### AIM
Reproduce the entries verbatim, starting with their first line and ending after the line that contains "text-line xyxy=(120,728,660,752)".
::: DATA ENTRIES
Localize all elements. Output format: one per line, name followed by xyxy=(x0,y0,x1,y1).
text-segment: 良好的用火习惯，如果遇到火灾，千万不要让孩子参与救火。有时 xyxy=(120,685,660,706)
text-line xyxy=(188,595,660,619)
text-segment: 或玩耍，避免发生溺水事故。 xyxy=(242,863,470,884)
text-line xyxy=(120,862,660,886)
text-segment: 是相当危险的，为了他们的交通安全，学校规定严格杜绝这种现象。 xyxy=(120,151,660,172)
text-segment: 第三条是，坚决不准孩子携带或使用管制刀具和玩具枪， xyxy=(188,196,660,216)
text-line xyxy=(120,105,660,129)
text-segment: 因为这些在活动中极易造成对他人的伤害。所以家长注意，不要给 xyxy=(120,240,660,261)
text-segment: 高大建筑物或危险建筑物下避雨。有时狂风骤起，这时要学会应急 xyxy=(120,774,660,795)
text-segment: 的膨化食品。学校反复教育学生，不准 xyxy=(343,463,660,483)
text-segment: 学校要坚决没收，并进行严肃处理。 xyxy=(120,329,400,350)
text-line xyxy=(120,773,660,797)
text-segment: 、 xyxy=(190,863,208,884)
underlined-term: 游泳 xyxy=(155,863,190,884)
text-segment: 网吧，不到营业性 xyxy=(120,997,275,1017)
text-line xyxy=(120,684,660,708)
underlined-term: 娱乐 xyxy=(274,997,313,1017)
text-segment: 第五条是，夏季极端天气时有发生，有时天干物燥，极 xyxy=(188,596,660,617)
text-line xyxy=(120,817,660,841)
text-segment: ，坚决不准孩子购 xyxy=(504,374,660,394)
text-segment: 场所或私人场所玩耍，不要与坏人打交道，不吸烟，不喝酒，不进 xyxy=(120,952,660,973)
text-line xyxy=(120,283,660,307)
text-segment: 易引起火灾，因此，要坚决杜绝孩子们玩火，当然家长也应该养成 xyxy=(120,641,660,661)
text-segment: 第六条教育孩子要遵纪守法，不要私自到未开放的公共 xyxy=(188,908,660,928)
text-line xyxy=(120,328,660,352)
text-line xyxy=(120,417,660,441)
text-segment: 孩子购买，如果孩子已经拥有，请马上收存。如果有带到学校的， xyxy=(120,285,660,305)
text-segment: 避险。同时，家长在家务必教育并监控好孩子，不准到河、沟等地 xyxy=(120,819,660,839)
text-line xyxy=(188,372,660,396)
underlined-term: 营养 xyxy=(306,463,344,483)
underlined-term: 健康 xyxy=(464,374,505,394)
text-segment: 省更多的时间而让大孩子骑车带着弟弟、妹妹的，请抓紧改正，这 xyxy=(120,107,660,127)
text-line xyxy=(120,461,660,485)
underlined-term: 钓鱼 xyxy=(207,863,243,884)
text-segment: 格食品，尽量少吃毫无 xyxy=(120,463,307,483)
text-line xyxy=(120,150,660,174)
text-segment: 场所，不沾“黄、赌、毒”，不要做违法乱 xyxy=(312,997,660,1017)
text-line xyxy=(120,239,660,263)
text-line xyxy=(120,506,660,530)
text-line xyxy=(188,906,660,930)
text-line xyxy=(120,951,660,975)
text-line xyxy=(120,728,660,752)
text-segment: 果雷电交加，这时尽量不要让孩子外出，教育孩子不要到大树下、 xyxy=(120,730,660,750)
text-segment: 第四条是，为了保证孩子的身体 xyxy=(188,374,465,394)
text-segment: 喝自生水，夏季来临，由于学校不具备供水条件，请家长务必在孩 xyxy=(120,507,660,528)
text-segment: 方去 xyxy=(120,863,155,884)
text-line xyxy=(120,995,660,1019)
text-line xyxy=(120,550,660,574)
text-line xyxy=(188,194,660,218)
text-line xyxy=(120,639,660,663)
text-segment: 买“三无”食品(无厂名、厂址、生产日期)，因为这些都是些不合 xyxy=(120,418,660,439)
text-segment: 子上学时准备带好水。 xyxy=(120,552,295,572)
::::::
### ANSWER IN FULL
Localize all elements. Output format: one per line, name followed by xyxy=(x0,y0,x1,y1).
text-segment: 良好的用火习惯，如果遇到火灾，千万不要让孩子参与救火。有时 xyxy=(120,685,660,706)
text-line xyxy=(188,595,660,619)
text-segment: 或玩耍，避免发生溺水事故。 xyxy=(242,863,470,884)
text-line xyxy=(120,862,660,886)
text-segment: 是相当危险的，为了他们的交通安全，学校规定严格杜绝这种现象。 xyxy=(120,151,660,172)
text-segment: 第三条是，坚决不准孩子携带或使用管制刀具和玩具枪， xyxy=(188,196,660,216)
text-line xyxy=(120,105,660,129)
text-segment: 因为这些在活动中极易造成对他人的伤害。所以家长注意，不要给 xyxy=(120,240,660,261)
text-segment: 高大建筑物或危险建筑物下避雨。有时狂风骤起，这时要学会应急 xyxy=(120,774,660,795)
text-segment: 的膨化食品。学校反复教育学生，不准 xyxy=(343,463,660,483)
text-segment: 学校要坚决没收，并进行严肃处理。 xyxy=(120,329,400,350)
text-line xyxy=(120,773,660,797)
text-segment: 、 xyxy=(190,863,208,884)
underlined-term: 游泳 xyxy=(155,863,190,884)
text-segment: 网吧，不到营业性 xyxy=(120,997,275,1017)
text-line xyxy=(120,684,660,708)
underlined-term: 娱乐 xyxy=(274,997,313,1017)
text-segment: 第五条是，夏季极端天气时有发生，有时天干物燥，极 xyxy=(188,596,660,617)
text-line xyxy=(120,817,660,841)
text-segment: ，坚决不准孩子购 xyxy=(504,374,660,394)
text-segment: 场所或私人场所玩耍，不要与坏人打交道，不吸烟，不喝酒，不进 xyxy=(120,952,660,973)
text-line xyxy=(120,283,660,307)
text-segment: 易引起火灾，因此，要坚决杜绝孩子们玩火，当然家长也应该养成 xyxy=(120,641,660,661)
text-segment: 第六条教育孩子要遵纪守法，不要私自到未开放的公共 xyxy=(188,908,660,928)
text-line xyxy=(120,328,660,352)
text-line xyxy=(120,417,660,441)
text-segment: 孩子购买，如果孩子已经拥有，请马上收存。如果有带到学校的， xyxy=(120,285,660,305)
text-segment: 避险。同时，家长在家务必教育并监控好孩子，不准到河、沟等地 xyxy=(120,819,660,839)
text-line xyxy=(188,372,660,396)
underlined-term: 营养 xyxy=(306,463,344,483)
underlined-term: 健康 xyxy=(464,374,505,394)
text-segment: 省更多的时间而让大孩子骑车带着弟弟、妹妹的，请抓紧改正，这 xyxy=(120,107,660,127)
text-line xyxy=(120,461,660,485)
underlined-term: 钓鱼 xyxy=(207,863,243,884)
text-segment: 格食品，尽量少吃毫无 xyxy=(120,463,307,483)
text-line xyxy=(120,150,660,174)
text-segment: 场所，不沾“黄、赌、毒”，不要做违法乱 xyxy=(312,997,660,1017)
text-line xyxy=(120,239,660,263)
text-line xyxy=(120,506,660,530)
text-line xyxy=(188,906,660,930)
text-line xyxy=(120,951,660,975)
text-line xyxy=(120,728,660,752)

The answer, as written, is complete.